Return each entry exactly, omitting nothing.
** BEGIN Exercise materials **
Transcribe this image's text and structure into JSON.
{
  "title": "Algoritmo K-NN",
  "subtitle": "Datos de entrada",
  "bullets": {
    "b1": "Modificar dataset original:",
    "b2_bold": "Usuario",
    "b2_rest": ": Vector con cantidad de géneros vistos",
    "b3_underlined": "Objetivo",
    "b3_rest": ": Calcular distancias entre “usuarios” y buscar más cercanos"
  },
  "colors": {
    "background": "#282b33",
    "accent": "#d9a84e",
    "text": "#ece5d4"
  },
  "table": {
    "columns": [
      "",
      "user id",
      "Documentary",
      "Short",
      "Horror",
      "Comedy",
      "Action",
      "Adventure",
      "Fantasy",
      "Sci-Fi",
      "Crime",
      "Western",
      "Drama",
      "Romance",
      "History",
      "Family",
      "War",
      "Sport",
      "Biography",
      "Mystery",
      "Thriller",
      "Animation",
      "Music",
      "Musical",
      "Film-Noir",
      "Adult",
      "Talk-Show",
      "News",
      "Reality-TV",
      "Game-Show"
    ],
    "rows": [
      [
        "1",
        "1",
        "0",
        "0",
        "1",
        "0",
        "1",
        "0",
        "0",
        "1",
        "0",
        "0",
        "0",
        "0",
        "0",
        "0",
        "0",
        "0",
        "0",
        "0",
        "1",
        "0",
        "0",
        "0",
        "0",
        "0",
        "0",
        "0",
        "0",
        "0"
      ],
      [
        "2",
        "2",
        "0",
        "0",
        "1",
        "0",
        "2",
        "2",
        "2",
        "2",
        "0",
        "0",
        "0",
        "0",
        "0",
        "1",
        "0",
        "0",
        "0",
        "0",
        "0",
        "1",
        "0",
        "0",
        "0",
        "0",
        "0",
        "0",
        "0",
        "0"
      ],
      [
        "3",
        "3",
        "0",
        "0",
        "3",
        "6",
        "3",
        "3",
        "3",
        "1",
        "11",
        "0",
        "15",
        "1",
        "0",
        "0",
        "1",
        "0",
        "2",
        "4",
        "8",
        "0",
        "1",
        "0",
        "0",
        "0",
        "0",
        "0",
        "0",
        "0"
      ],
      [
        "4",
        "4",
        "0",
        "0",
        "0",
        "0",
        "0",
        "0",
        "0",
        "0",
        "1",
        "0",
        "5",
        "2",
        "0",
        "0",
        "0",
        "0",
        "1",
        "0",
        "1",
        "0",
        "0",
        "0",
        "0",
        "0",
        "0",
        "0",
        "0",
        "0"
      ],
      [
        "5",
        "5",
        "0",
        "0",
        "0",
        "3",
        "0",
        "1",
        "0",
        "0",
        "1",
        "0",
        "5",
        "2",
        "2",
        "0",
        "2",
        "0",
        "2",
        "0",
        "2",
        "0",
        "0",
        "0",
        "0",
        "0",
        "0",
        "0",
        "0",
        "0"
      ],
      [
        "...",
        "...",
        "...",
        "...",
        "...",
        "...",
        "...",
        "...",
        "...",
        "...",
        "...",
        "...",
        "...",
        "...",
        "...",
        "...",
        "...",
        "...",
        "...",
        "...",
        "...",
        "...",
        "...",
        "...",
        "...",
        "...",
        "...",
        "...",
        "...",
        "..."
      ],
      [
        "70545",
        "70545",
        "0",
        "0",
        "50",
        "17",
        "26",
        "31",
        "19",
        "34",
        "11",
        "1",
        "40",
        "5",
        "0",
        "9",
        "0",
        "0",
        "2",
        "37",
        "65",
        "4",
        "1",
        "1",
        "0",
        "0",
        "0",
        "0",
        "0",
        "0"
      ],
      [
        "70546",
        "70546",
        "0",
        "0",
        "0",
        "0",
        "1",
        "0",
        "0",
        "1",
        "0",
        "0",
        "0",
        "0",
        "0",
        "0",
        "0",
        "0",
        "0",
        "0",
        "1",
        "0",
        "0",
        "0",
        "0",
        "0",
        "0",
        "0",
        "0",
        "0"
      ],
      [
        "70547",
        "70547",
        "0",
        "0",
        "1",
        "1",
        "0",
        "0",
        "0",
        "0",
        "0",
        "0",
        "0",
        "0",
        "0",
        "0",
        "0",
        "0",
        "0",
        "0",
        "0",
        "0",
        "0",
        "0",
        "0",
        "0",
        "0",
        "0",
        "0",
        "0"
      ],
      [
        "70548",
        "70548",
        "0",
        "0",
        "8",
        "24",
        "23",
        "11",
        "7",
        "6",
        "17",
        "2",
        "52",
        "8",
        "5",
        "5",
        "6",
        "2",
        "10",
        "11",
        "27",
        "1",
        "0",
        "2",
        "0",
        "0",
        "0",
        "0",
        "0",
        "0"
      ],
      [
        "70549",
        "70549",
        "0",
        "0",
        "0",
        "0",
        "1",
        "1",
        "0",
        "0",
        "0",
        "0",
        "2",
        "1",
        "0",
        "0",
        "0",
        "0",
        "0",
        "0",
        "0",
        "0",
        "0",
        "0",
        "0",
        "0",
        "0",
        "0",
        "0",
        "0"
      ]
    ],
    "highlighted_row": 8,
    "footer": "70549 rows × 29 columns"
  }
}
** END Exercise materials **
Result of the task
Transcribe this image's text and structure into JSON.
{
  "title": "Algoritmo K-NN",
  "subtitle": "Datos de entrada",
  "bullets": {
    "b1": "Modificar dataset original:",
    "b2_bold": "Usuario",
    "b2_rest": ": Vector con cantidad de géneros vistos",
    "b3_underlined": "Objetivo",
    "b3_rest": ": Calcular distancias entre “usuarios” y buscar más cercanos"
  },
  "colors": {
    "background": "#282b33",
    "accent": "#d9a84e",
    "text": "#ece5d4"
  },
  "table": {
    "columns": [
      "",
      "user id",
      "Documentary",
      "Short",
      "Horror",
      "Comedy",
      "Action",
      "Adventure",
      "Fantasy",
      "Sci-Fi",
      "Crime",
      "Western",
      "Drama",
      "Romance",
      "History",
      "Family",
      "War",
      "Sport",
      "Biography",
      "Mystery",
      "Thriller",
      "Animation",
      "Music",
      "Musical",
      "Film-Noir",
      "Adult",
      "Talk-Show",
      "News",
      "Reality-TV",
      "Game-Show"
    ],
    "rows": [
      [
        "1",
        "1",
        "0",
        "0",
        "1",
        "0",
        "1",
        "0",
        "0",
        "1",
        "0",
        "0",
        "0",
        "0",
        "0",
        "0",
        "0",
        "0",
        "0",
        "0",
        "1",
        "0",
        "0",
        "0",
        "0",
        "0",
        "0",
        "0",
        "0",
        "0"
      ],
      [
        "2",
        "2",
        "0",
        "0",
        "1",
        "0",
        "2",
        "2",
        "2",
        "2",
        "0",
        "0",
        "0",
        "0",
        "0",
        "1",
        "0",
        "0",
        "0",
        "0",
        "0",
        "1",
        "0",
        "0",
        "0",
        "0",
        "0",
        "0",
        "0",
        "0"
      ],
      [
        "3",
        "3",
        "0",
        "0",
        "3",
        "6",
        "3",
        "3",
        "3",
        "1",
        "11",
        "0",
        "15",
        "1",
        "0",
        "0",
        "1",
        "0",
        "2",
        "4",
        "8",
        "0",
        "1",
        "0",
        "0",
        "0",
        "0",
        "0",
        "0",
        "0"
      ],
      [
        "4",
        "4",
        "0",
        "0",
        "0",
        "0",
        "0",
        "0",
        "0",
        "0",
        "1",
        "0",
        "5",
        "2",
        "0",
        "0",
        "0",
        "0",
        "1",
        "0",
        "1",
        "0",
        "0",
        "0",
        "0",
        "0",
        "0",
        "0",
        "0",
        "0"
      ],
      [
        "5",
        "5",
        "0",
        "0",
        "0",
        "3",
        "0",
        "1",
        "0",
        "0",
        "1",
        "0",
        "5",
        "2",
        "2",
        "0",
        "2",
        "0",
        "2",
        "0",
        "2",
        "0",
        "0",
        "0",
        "0",
        "0",
        "0",
        "0",
        "0",
        "0"
      ],
      [
        "...",
        "...",
        "...",
        "...",
        "...",
        "...",
        "...",
        "...",
        "...",
        "...",
        "...",
        "...",
        "...",
        "...",
        "...",
        "...",
        "...",
        "...",
        "...",
        "...",
        "...",
        "...",
        "...",
        "...",
        "...",
        "...",
        "...",
        "...",
        "...",
        "..."
      ],
      [
        "70545",
        "70545",
        "0",
        "0",
        "50",
        "17",
        "26",
        "31",
        "19",
        "34",
        "11",
        "1",
        "40",
        "5",
        "0",
        "9",
        "0",
        "0",
        "2",
        "37",
        "65",
        "4",
        "1",
        "1",
        "0",
        "0",
        "0",
        "0",
        "0",
        "0"
      ],
      [
        "70546",
        "70546",
        "0",
        "0",
        "0",
        "0",
        "1",
        "0",
        "0",
        "1",
        "0",
        "0",
        "0",
        "0",
        "0",
        "0",
        "0",
        "0",
        "0",
        "0",
        "1",
        "0",
        "0",
        "0",
        "0",
        "0",
        "0",
        "0",
        "0",
        "0"
      ],
      [
        "70547",
        "70547",
        "0",
        "0",
        "1",
        "1",
        "0",
        "0",
        "0",
        "0",
        "0",
        "0",
        "0",
        "0",
        "0",
        "0",
        "0",
        "0",
        "0",
        "0",
        "0",
        "0",
        "0",
        "0",
        "0",
        "0",
        "0",
        "0",
        "0",
        "0"
      ],
      [
        "70548",
        "70548",
        "0",
        "0",
        "8",
        "24",
        "23",
        "11",
        "7",
        "6",
        "17",
        "2",
        "52",
        "8",
        "5",
        "5",
        "6",
        "2",
        "10",
        "11",
        "27",
        "1",
        "0",
        "2",
        "0",
        "0",
        "0",
        "0",
        "0",
        "0"
      ],
      [
        "70549",
        "70549",
        "0",
        "0",
        "0",
        "0",
        "1",
        "1",
        "0",
        "0",
        "0",
        "0",
        "2",
        "1",
        "0",
        "0",
        "0",
        "0",
        "0",
        "0",
        "0",
        "0",
        "0",
        "0",
        "0",
        "0",
        "0",
        "0",
        "0",
        "0"
      ]
    ],
    "highlighted_row": 8,
    "footer": "70549 rows × 29 columns"
  }
}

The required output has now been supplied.